EXCERPTED TEXT:
September 2021
Sedated by the GM food labelling and risk assessment requirements of the EU, many British people have been lulled into thinking GM has become a bit of a non-issue. However, just before Covid 19 obliterated all other news, many media outlets were picking up on the real possibility that, post-Brexit, "Supermarkets could be stocked with genetically modified food under future UK-US trade deal" (
The Sun). Indeed, some were warning of the risk of a race to the bottom [1] and asking what happened to Westminster's pledge to take back control of our markets [2].
What started it was that, while "Boris Johnson has repeatedly claimed that negative impacts of Brexit will pale in comparison to the benefits" (Lib Dems quoted in
PoliticsHome), the government's own figures suggest the 'benefits' could be as low as 0.02% of GDP. The UK Trade Policy Observatory at Sussex University commented "The numbers are very small. It just goes to show how tiny the gains are from a free trade agreement with the US compared to losing our present arrangements with the EU".

PROBLEM TO SOLVE:
Quote the passage of the GM food article from "September 2021" to "our markets [2].", word for word.

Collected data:
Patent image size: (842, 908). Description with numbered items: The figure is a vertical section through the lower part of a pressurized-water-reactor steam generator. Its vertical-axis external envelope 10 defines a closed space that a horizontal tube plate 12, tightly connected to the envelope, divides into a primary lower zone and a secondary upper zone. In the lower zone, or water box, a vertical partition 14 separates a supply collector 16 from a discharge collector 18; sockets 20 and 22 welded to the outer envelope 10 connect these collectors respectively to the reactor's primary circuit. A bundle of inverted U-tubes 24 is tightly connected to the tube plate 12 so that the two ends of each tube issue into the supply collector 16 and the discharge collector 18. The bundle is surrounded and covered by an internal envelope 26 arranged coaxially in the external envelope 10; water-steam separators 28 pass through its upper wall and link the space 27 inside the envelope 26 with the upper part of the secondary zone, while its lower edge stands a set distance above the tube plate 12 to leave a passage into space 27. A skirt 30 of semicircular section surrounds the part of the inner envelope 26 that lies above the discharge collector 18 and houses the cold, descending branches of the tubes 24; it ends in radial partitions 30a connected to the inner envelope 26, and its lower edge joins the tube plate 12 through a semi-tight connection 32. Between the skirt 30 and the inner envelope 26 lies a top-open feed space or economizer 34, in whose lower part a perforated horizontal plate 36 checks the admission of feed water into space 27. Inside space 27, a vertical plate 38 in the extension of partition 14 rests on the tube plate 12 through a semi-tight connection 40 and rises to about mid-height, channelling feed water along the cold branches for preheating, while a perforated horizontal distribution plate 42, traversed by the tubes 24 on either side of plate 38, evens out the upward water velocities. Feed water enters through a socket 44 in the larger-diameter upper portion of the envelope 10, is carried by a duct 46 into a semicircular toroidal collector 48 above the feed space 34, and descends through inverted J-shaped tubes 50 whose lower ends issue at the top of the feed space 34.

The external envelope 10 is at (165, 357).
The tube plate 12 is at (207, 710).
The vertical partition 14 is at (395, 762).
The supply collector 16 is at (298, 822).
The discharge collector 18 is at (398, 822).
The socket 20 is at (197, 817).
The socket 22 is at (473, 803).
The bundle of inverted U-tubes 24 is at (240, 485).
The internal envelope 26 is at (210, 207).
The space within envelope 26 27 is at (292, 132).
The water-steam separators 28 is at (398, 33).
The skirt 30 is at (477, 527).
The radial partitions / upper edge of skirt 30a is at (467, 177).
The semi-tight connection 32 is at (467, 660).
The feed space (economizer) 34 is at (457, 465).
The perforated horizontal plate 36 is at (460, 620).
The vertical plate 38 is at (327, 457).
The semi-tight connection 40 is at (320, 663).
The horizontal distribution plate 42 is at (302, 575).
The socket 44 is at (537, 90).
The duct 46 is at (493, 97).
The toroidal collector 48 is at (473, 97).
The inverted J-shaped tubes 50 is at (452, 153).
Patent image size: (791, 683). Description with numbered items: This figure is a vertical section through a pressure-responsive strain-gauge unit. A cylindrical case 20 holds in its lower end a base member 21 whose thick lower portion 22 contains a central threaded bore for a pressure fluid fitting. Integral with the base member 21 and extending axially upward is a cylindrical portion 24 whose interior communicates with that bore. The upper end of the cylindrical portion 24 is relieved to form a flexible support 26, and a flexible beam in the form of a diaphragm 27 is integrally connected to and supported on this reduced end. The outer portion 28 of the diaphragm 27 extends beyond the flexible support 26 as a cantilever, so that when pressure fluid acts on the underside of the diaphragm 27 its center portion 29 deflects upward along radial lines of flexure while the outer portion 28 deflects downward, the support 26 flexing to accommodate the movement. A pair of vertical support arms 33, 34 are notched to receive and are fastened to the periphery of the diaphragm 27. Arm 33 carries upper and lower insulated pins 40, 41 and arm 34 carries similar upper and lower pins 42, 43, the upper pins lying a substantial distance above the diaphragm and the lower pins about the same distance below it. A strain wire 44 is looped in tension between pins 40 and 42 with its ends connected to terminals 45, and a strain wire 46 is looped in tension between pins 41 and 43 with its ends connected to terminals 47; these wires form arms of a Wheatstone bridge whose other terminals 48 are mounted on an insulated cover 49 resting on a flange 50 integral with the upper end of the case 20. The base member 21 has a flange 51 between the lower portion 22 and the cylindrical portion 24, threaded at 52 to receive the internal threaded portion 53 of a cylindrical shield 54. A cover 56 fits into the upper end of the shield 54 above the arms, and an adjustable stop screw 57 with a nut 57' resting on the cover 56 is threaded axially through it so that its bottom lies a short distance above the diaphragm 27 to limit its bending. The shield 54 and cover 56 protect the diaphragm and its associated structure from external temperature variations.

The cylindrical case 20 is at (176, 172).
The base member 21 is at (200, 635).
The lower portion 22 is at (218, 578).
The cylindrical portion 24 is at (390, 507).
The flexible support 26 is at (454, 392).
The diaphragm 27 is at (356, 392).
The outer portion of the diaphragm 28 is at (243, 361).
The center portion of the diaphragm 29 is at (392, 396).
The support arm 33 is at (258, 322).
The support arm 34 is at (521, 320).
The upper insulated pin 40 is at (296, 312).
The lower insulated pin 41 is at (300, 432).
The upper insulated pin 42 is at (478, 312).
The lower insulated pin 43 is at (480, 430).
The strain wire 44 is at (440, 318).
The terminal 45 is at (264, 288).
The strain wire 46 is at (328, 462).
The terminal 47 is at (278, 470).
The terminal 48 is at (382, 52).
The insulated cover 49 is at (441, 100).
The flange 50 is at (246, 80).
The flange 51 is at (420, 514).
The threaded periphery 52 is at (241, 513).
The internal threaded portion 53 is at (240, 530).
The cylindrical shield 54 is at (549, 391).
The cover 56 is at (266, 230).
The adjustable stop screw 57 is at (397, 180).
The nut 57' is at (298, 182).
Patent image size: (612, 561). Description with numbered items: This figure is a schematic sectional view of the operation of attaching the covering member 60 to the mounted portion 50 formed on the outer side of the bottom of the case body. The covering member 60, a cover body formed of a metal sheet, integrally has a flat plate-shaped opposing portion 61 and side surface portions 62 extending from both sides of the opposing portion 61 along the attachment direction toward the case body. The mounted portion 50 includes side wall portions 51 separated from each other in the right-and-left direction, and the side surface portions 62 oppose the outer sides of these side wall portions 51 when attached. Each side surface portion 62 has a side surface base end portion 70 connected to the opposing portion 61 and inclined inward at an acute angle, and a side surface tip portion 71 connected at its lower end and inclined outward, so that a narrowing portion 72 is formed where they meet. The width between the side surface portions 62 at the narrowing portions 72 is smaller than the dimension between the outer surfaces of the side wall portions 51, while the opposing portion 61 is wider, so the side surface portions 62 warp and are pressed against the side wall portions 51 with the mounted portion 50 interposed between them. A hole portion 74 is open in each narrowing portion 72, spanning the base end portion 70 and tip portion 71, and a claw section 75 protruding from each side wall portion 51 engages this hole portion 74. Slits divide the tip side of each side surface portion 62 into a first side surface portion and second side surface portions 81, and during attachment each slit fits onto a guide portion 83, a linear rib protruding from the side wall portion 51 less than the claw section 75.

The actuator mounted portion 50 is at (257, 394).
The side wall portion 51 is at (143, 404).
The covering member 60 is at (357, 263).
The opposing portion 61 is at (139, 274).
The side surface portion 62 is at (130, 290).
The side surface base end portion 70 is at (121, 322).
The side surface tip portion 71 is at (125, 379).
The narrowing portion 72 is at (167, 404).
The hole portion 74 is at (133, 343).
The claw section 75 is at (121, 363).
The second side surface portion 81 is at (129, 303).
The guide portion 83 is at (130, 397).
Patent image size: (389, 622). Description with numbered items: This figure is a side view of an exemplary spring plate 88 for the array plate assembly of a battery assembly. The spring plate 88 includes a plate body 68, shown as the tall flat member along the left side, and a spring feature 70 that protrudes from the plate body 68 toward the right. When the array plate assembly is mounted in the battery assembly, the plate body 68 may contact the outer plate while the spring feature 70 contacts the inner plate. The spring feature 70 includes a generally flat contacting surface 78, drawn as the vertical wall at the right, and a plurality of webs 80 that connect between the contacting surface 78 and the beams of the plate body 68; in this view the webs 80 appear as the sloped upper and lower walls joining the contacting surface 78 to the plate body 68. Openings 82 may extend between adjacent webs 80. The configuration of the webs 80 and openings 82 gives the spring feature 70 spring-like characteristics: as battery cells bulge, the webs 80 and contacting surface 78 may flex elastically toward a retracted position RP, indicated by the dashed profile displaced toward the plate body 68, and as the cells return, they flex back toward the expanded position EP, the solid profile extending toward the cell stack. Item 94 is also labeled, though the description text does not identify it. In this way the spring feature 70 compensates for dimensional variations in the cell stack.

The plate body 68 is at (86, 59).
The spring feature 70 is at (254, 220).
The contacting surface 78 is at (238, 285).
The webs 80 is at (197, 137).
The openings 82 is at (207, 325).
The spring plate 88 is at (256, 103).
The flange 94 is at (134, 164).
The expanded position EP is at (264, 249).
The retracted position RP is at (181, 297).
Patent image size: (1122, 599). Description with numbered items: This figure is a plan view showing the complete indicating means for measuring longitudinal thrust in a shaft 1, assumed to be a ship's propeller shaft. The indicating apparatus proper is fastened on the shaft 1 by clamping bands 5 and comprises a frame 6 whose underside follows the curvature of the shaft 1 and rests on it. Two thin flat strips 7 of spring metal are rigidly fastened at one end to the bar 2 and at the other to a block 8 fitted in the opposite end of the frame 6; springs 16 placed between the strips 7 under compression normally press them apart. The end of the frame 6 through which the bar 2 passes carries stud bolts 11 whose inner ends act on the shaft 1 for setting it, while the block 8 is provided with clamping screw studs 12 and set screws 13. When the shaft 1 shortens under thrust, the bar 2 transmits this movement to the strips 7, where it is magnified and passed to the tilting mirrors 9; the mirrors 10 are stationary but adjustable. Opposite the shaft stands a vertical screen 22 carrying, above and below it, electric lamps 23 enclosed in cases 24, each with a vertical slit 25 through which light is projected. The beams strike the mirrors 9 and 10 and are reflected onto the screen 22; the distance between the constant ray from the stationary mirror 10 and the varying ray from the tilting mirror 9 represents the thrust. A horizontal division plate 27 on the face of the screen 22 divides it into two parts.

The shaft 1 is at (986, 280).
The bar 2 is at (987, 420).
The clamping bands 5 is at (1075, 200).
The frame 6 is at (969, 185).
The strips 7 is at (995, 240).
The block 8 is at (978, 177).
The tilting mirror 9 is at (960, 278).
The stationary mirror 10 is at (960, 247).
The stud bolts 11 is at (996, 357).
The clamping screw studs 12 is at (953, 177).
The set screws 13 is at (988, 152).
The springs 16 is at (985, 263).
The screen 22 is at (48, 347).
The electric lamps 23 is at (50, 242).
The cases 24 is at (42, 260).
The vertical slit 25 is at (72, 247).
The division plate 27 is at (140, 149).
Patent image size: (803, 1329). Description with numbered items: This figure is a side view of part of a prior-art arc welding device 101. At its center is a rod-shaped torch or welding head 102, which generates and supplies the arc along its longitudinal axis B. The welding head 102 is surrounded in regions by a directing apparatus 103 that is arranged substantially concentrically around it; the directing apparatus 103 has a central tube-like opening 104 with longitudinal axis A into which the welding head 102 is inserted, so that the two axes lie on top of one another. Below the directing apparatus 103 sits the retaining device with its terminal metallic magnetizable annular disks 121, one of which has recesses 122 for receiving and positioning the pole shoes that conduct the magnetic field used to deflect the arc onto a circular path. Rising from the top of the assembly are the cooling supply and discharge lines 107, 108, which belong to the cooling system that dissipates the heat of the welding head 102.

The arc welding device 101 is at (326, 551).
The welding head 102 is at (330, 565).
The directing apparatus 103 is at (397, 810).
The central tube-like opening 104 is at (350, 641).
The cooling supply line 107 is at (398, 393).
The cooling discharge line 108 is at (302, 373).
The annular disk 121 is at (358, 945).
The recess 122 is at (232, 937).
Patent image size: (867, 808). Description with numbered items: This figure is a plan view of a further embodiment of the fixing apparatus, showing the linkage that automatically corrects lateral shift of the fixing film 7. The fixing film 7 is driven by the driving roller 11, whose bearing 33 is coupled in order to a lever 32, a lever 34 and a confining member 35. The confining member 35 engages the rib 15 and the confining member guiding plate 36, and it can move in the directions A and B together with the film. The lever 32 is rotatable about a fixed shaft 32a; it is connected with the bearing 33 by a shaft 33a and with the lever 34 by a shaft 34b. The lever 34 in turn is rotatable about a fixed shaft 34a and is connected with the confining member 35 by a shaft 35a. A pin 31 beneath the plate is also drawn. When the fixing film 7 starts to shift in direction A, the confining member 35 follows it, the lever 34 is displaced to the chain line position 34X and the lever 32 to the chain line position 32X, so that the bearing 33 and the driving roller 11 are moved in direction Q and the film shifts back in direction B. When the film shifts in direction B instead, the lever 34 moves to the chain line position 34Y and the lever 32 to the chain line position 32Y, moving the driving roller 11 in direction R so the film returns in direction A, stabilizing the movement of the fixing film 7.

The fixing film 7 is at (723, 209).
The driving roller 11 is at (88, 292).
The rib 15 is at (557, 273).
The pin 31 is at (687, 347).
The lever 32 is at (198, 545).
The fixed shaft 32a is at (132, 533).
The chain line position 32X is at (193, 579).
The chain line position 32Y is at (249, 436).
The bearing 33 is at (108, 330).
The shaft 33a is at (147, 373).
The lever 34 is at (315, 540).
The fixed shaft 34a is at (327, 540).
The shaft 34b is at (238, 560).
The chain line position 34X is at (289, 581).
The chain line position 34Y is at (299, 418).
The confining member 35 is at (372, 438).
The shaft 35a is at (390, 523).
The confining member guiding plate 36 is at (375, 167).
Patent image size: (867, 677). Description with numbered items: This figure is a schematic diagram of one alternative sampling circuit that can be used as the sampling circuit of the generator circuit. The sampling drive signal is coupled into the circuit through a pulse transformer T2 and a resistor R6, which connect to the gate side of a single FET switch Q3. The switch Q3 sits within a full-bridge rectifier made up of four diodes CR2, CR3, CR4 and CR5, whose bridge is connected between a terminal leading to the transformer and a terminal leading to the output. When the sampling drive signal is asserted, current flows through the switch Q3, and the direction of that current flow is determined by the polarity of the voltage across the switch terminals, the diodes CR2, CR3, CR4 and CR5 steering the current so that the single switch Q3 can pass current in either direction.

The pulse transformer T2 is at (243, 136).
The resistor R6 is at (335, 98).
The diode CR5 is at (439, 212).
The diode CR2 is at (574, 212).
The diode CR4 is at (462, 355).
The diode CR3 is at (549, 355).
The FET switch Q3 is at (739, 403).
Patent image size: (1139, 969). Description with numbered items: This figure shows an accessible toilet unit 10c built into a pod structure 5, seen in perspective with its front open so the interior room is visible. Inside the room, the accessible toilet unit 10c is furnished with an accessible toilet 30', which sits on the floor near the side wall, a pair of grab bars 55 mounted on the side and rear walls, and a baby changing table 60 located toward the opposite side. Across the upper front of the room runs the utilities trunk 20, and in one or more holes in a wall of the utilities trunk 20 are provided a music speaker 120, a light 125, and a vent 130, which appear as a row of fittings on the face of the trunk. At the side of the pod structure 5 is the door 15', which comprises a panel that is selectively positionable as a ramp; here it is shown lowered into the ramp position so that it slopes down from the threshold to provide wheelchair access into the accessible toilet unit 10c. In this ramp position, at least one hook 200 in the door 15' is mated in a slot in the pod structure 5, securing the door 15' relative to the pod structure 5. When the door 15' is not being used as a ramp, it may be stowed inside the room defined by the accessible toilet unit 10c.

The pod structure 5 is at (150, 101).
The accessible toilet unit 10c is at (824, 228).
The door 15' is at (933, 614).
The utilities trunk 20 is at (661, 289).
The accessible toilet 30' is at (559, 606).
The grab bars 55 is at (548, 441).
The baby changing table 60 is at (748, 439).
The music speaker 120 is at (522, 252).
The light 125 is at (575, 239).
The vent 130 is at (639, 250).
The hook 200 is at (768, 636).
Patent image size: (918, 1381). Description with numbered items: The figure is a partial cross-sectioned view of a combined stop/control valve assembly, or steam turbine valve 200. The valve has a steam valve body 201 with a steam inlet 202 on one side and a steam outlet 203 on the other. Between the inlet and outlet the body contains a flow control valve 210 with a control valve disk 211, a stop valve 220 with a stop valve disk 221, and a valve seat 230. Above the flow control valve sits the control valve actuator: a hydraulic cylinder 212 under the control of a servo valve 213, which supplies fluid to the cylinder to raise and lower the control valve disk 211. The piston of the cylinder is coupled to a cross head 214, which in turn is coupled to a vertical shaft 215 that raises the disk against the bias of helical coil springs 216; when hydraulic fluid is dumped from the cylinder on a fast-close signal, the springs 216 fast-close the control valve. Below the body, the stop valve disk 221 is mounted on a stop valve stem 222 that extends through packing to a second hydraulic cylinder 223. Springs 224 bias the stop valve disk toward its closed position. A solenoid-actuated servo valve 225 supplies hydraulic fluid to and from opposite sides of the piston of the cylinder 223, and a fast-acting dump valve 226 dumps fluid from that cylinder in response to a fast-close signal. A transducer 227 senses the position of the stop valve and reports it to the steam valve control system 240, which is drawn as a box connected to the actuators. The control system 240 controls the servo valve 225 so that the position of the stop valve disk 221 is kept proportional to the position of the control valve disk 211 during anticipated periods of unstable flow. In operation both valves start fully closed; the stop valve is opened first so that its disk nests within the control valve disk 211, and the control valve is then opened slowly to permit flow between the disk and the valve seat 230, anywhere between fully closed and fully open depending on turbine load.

ANSWER SPACE:
September 2021
Sedated by the GM food labelling and risk assessment requirements of the EU, many British people have been lulled into thinking GM has become a bit of a non-issue. However, just before Covid 19 obliterated all other news, many media outlets were picking up on the real possibility that, post-Brexit, "Supermarkets could be stocked with genetically modified food under future UK-US trade deal" (
The Sun). Indeed, some were warning of the risk of a race to the bottom [1] and asking what happened to Westminster's pledge to take back control of our markets [2].